### What is required
Check each line of the listing below for the string "sobre", and copy the ones that have it.

### Data for this task
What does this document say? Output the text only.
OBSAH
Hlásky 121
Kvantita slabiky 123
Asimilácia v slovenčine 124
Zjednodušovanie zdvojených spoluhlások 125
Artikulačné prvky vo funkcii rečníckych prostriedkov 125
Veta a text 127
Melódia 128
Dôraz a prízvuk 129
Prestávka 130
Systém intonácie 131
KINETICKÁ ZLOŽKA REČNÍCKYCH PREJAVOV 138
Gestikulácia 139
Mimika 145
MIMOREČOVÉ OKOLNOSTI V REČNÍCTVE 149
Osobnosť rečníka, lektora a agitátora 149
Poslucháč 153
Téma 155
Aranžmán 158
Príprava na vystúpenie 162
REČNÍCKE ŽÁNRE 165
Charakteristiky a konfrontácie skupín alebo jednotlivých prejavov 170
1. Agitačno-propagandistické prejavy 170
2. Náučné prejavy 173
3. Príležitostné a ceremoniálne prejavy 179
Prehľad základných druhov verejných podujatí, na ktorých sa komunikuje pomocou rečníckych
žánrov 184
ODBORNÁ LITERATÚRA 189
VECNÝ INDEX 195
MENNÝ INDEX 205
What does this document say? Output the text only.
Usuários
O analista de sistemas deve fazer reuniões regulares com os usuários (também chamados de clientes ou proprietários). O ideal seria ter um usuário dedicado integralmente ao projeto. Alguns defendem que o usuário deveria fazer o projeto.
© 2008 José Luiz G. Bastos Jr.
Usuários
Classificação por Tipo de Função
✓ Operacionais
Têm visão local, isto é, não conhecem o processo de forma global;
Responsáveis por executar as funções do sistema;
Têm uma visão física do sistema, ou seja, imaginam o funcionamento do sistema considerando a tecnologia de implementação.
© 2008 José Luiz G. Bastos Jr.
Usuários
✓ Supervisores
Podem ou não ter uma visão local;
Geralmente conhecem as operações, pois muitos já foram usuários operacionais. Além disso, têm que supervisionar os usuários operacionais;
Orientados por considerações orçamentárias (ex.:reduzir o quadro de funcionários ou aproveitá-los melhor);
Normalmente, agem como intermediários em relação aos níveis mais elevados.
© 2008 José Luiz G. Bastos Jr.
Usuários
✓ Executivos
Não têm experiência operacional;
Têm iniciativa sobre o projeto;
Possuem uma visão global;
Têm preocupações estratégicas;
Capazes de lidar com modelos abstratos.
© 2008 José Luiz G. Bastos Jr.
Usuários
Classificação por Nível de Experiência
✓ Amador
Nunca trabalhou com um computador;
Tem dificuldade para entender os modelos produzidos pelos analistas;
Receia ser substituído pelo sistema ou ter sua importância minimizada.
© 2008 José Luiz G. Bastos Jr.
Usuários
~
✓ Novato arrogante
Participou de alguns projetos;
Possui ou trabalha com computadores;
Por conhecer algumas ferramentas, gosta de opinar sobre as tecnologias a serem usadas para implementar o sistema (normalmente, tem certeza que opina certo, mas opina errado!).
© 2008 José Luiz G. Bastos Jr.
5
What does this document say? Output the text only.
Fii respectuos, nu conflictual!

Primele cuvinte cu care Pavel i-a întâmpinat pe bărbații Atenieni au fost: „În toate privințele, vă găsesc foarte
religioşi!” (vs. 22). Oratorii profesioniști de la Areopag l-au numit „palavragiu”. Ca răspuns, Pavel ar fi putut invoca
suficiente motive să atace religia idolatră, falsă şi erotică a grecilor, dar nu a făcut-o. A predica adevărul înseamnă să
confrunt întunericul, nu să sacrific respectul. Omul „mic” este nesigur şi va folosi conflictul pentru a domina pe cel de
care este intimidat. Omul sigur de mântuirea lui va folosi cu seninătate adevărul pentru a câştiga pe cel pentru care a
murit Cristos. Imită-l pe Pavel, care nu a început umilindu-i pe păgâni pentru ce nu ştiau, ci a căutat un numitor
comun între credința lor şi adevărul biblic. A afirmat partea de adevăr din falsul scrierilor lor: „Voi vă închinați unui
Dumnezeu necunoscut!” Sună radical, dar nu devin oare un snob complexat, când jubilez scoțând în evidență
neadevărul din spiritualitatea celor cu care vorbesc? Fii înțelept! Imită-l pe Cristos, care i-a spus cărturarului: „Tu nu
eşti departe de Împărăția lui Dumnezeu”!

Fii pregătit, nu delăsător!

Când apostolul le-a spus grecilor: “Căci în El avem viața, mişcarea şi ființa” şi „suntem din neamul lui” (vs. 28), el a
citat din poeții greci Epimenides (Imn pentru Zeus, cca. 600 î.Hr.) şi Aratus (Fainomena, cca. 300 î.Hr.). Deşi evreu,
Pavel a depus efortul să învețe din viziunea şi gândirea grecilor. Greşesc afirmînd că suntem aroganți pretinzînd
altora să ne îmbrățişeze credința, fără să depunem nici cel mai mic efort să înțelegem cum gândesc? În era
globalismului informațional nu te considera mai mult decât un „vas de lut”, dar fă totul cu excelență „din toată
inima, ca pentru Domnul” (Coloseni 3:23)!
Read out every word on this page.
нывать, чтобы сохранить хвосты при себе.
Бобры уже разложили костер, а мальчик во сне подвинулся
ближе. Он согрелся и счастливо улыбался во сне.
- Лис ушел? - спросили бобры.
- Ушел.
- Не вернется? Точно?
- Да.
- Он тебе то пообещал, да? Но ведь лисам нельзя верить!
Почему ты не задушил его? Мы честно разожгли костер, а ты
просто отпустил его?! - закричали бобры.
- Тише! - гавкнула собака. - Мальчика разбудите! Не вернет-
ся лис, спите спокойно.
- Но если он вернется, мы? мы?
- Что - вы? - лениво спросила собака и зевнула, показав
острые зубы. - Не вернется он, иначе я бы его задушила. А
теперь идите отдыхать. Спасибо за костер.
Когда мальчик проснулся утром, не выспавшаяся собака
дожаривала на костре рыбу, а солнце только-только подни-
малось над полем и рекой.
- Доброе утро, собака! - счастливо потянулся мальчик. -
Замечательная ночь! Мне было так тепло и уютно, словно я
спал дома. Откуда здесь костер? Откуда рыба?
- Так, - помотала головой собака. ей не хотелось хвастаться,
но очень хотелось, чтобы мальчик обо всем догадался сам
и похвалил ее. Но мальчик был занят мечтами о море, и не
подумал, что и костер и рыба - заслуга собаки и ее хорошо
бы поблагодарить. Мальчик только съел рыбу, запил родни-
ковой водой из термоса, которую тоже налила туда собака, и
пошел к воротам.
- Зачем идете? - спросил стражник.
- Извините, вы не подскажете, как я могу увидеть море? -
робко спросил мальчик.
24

### Written solution
Têm iniciativa sobre o projeto;
Por conhecer algumas ferramentas, gosta de opinar sobre as tecnologias a serem usadas para implementar o sistema (normalmente, tem certeza que opina certo, mas opina errado!).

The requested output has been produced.